## Begin RECORDED DATA

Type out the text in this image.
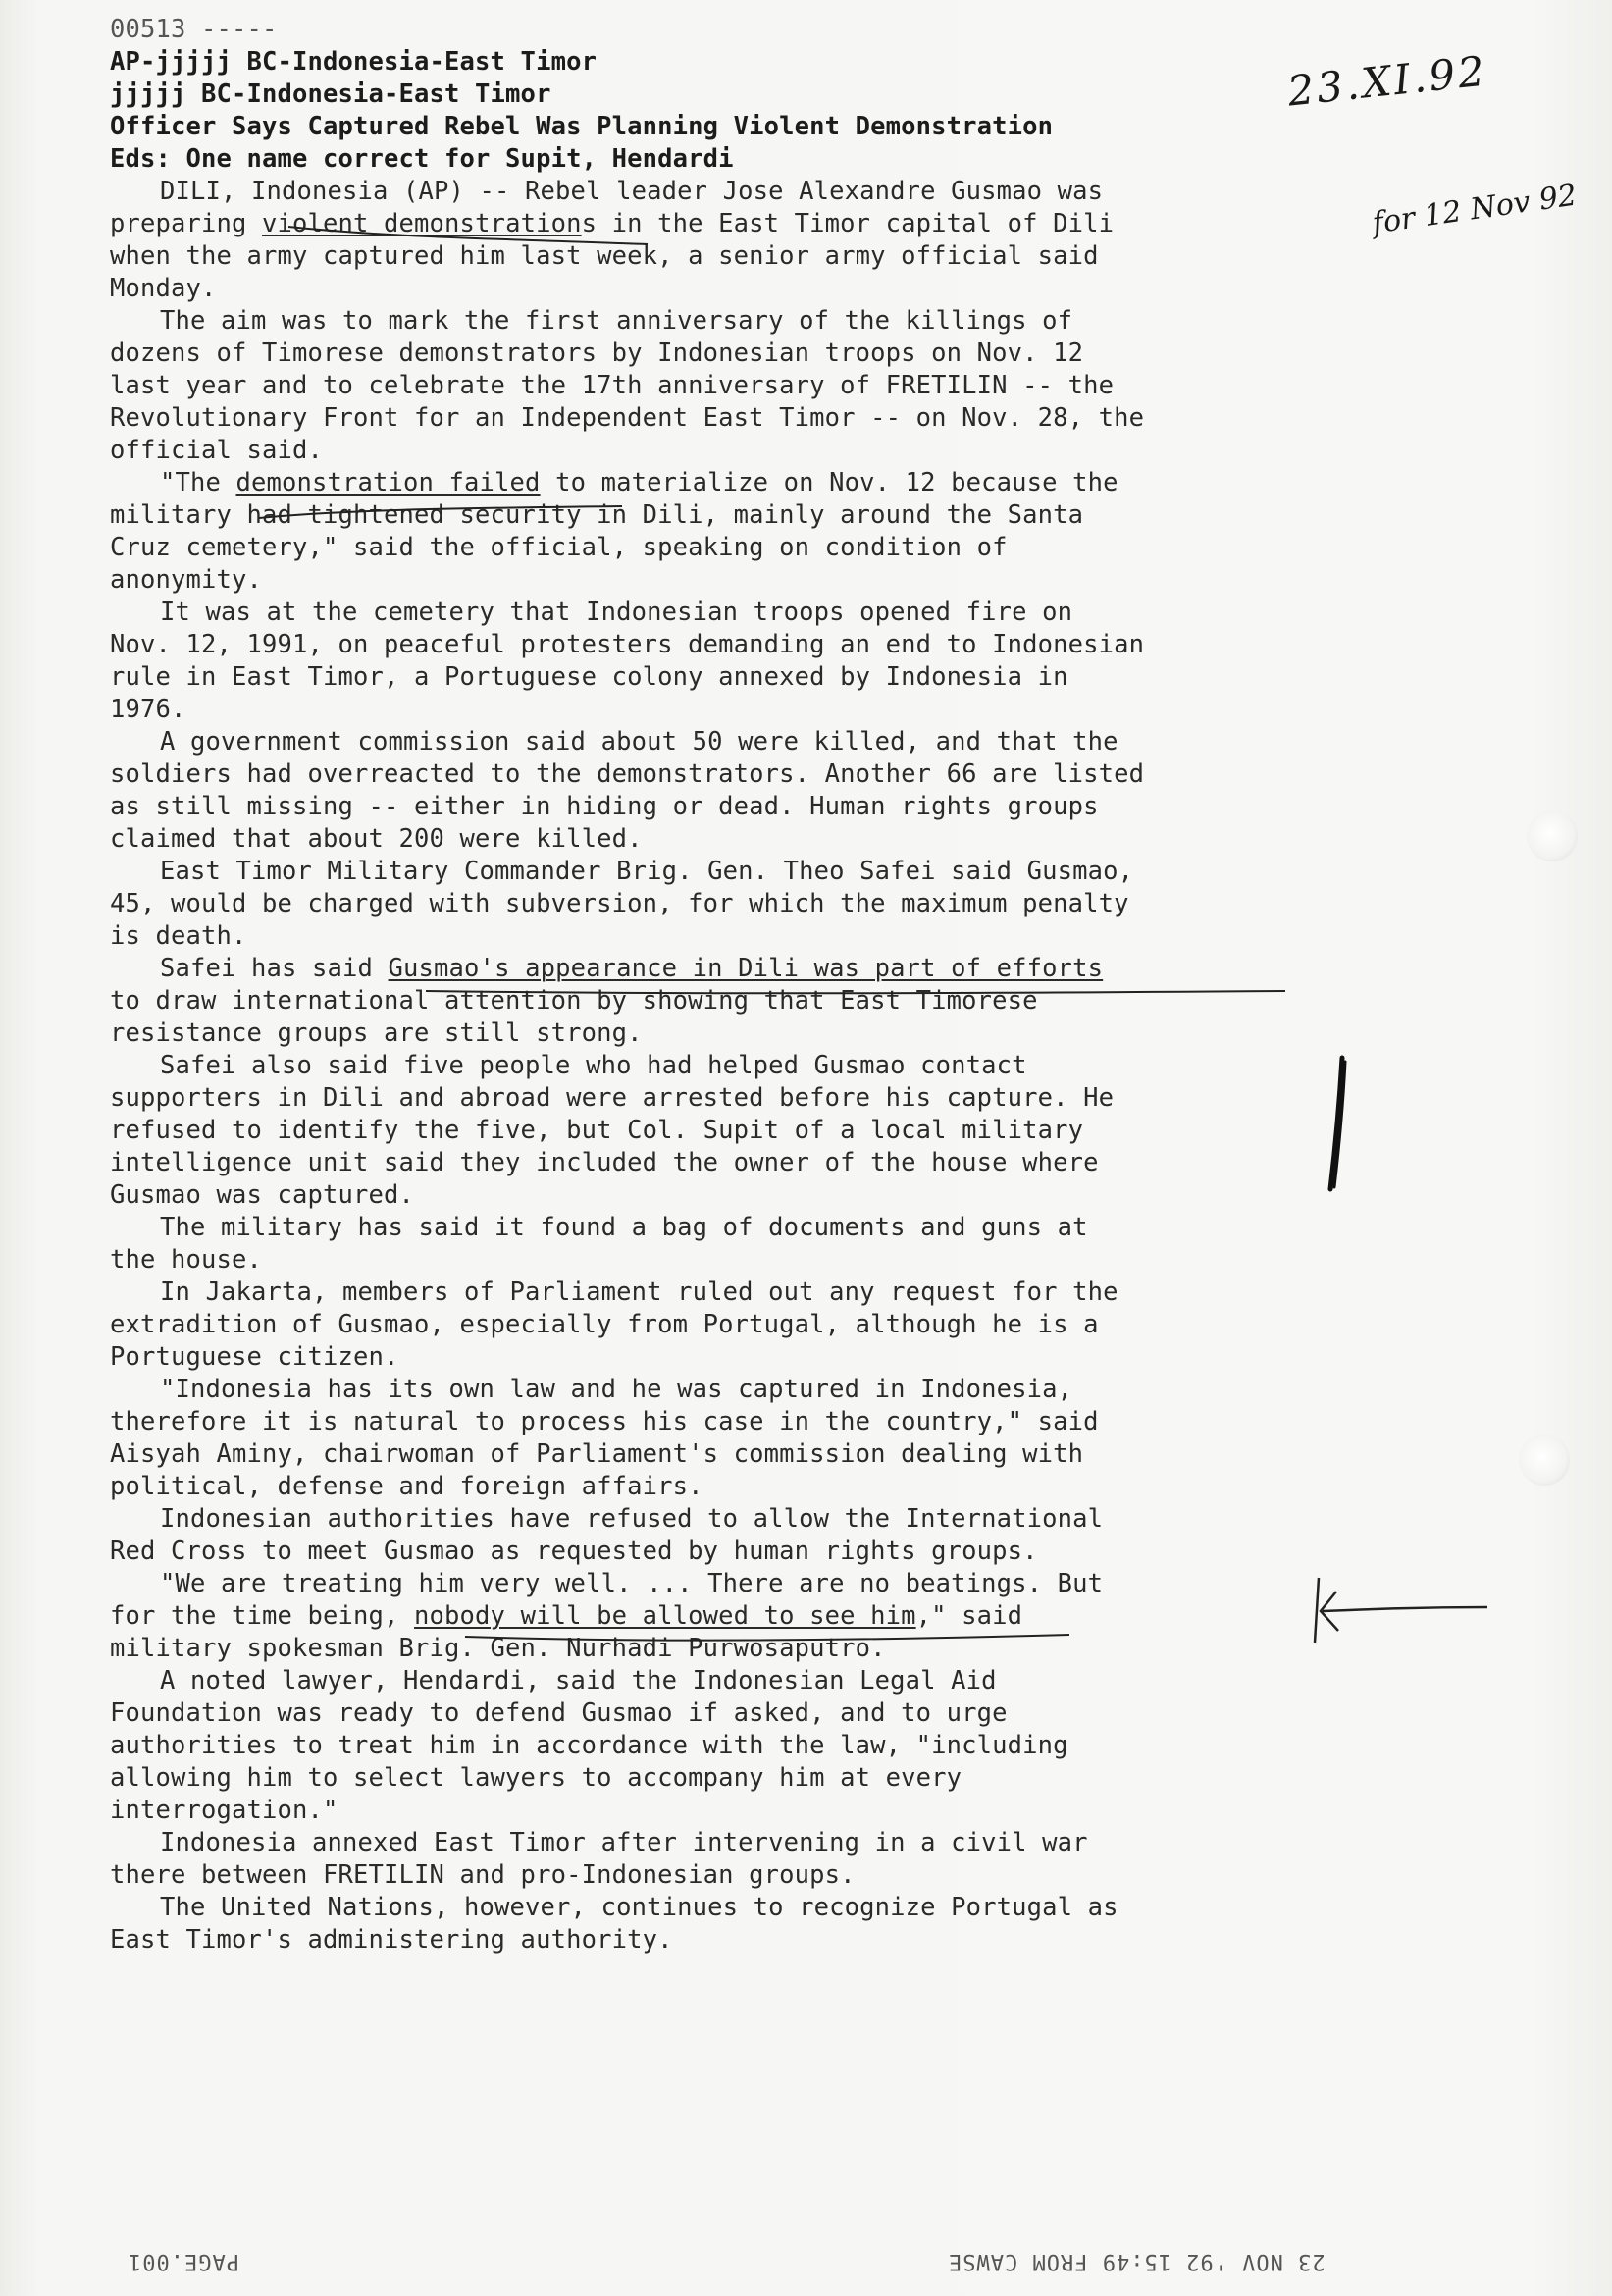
00513 -----
AP-jjjjj BC-Indonesia-East Timor
jjjjj BC-Indonesia-East Timor
Officer Says Captured Rebel Was Planning Violent Demonstration
Eds: One name correct for Supit, Hendardi
DILI, Indonesia (AP) -- Rebel leader Jose Alexandre Gusmao was
preparing violent demonstrations in the East Timor capital of Dili
when the army captured him last week, a senior army official said
Monday.
The aim was to mark the first anniversary of the killings of
dozens of Timorese demonstrators by Indonesian troops on Nov. 12
last year and to celebrate the 17th anniversary of FRETILIN -- the
Revolutionary Front for an Independent East Timor -- on Nov. 28, the
official said.
"The demonstration failed to materialize on Nov. 12 because the
military had tightened security in Dili, mainly around the Santa
Cruz cemetery," said the official, speaking on condition of
anonymity.
It was at the cemetery that Indonesian troops opened fire on
Nov. 12, 1991, on peaceful protesters demanding an end to Indonesian
rule in East Timor, a Portuguese colony annexed by Indonesia in
1976.
A government commission said about 50 were killed, and that the
soldiers had overreacted to the demonstrators. Another 66 are listed
as still missing -- either in hiding or dead. Human rights groups
claimed that about 200 were killed.
East Timor Military Commander Brig. Gen. Theo Safei said Gusmao,
45, would be charged with subversion, for which the maximum penalty
is death.
Safei has said Gusmao's appearance in Dili was part of efforts
to draw international attention by showing that East Timorese
resistance groups are still strong.
Safei also said five people who had helped Gusmao contact
supporters in Dili and abroad were arrested before his capture. He
refused to identify the five, but Col. Supit of a local military
intelligence unit said they included the owner of the house where
Gusmao was captured.
The military has said it found a bag of documents and guns at
the house.
In Jakarta, members of Parliament ruled out any request for the
extradition of Gusmao, especially from Portugal, although he is a
Portuguese citizen.
"Indonesia has its own law and he was captured in Indonesia,
therefore it is natural to process his case in the country," said
Aisyah Aminy, chairwoman of Parliament's commission dealing with
political, defense and foreign affairs.
Indonesian authorities have refused to allow the International
Red Cross to meet Gusmao as requested by human rights groups.
"We are treating him very well. ... There are no beatings. But
for the time being, nobody will be allowed to see him," said
military spokesman Brig. Gen. Nurhadi Purwosaputro.
A noted lawyer, Hendardi, said the Indonesian Legal Aid
Foundation was ready to defend Gusmao if asked, and to urge
authorities to treat him in accordance with the law, "including
allowing him to select lawyers to accompany him at every
interrogation."
Indonesia annexed East Timor after intervening in a civil war
there between FRETILIN and pro-Indonesian groups.
The United Nations, however, continues to recognize Portugal as
East Timor's administering authority.
23.XI.92
for 12 Nov 92
PAGE.001	23 NOV '92 15:49 FROM CAWSE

## End RECORDED DATA

§ **OBJECTIVE**
Reproduce the entries above without change, omitting all pictures.

§ **RESULT OF THIS TASK**
Type out the text in this image.
00513 -----
AP-jjjjj BC-Indonesia-East Timor
jjjjj BC-Indonesia-East Timor
Officer Says Captured Rebel Was Planning Violent Demonstration
Eds: One name correct for Supit, Hendardi
DILI, Indonesia (AP) -- Rebel leader Jose Alexandre Gusmao was
preparing violent demonstrations in the East Timor capital of Dili
when the army captured him last week, a senior army official said
Monday.
The aim was to mark the first anniversary of the killings of
dozens of Timorese demonstrators by Indonesian troops on Nov. 12
last year and to celebrate the 17th anniversary of FRETILIN -- the
Revolutionary Front for an Independent East Timor -- on Nov. 28, the
official said.
"The demonstration failed to materialize on Nov. 12 because the
military had tightened security in Dili, mainly around the Santa
Cruz cemetery," said the official, speaking on condition of
anonymity.
It was at the cemetery that Indonesian troops opened fire on
Nov. 12, 1991, on peaceful protesters demanding an end to Indonesian
rule in East Timor, a Portuguese colony annexed by Indonesia in
1976.
A government commission said about 50 were killed, and that the
soldiers had overreacted to the demonstrators. Another 66 are listed
as still missing -- either in hiding or dead. Human rights groups
claimed that about 200 were killed.
East Timor Military Commander Brig. Gen. Theo Safei said Gusmao,
45, would be charged with subversion, for which the maximum penalty
is death.
Safei has said Gusmao's appearance in Dili was part of efforts
to draw international attention by showing that East Timorese
resistance groups are still strong.
Safei also said five people who had helped Gusmao contact
supporters in Dili and abroad were arrested before his capture. He
refused to identify the five, but Col. Supit of a local military
intelligence unit said they included the owner of the house where
Gusmao was captured.
The military has said it found a bag of documents and guns at
the house.
In Jakarta, members of Parliament ruled out any request for the
extradition of Gusmao, especially from Portugal, although he is a
Portuguese citizen.
"Indonesia has its own law and he was captured in Indonesia,
therefore it is natural to process his case in the country," said
Aisyah Aminy, chairwoman of Parliament's commission dealing with
political, defense and foreign affairs.
Indonesian authorities have refused to allow the International
Red Cross to meet Gusmao as requested by human rights groups.
"We are treating him very well. ... There are no beatings. But
for the time being, nobody will be allowed to see him," said
military spokesman Brig. Gen. Nurhadi Purwosaputro.
A noted lawyer, Hendardi, said the Indonesian Legal Aid
Foundation was ready to defend Gusmao if asked, and to urge
authorities to treat him in accordance with the law, "including
allowing him to select lawyers to accompany him at every
interrogation."
Indonesia annexed East Timor after intervening in a civil war
there between FRETILIN and pro-Indonesian groups.
The United Nations, however, continues to recognize Portugal as
East Timor's administering authority.
23.XI.92
for 12 Nov 92
PAGE.001	23 NOV '92 15:49 FROM CAWSE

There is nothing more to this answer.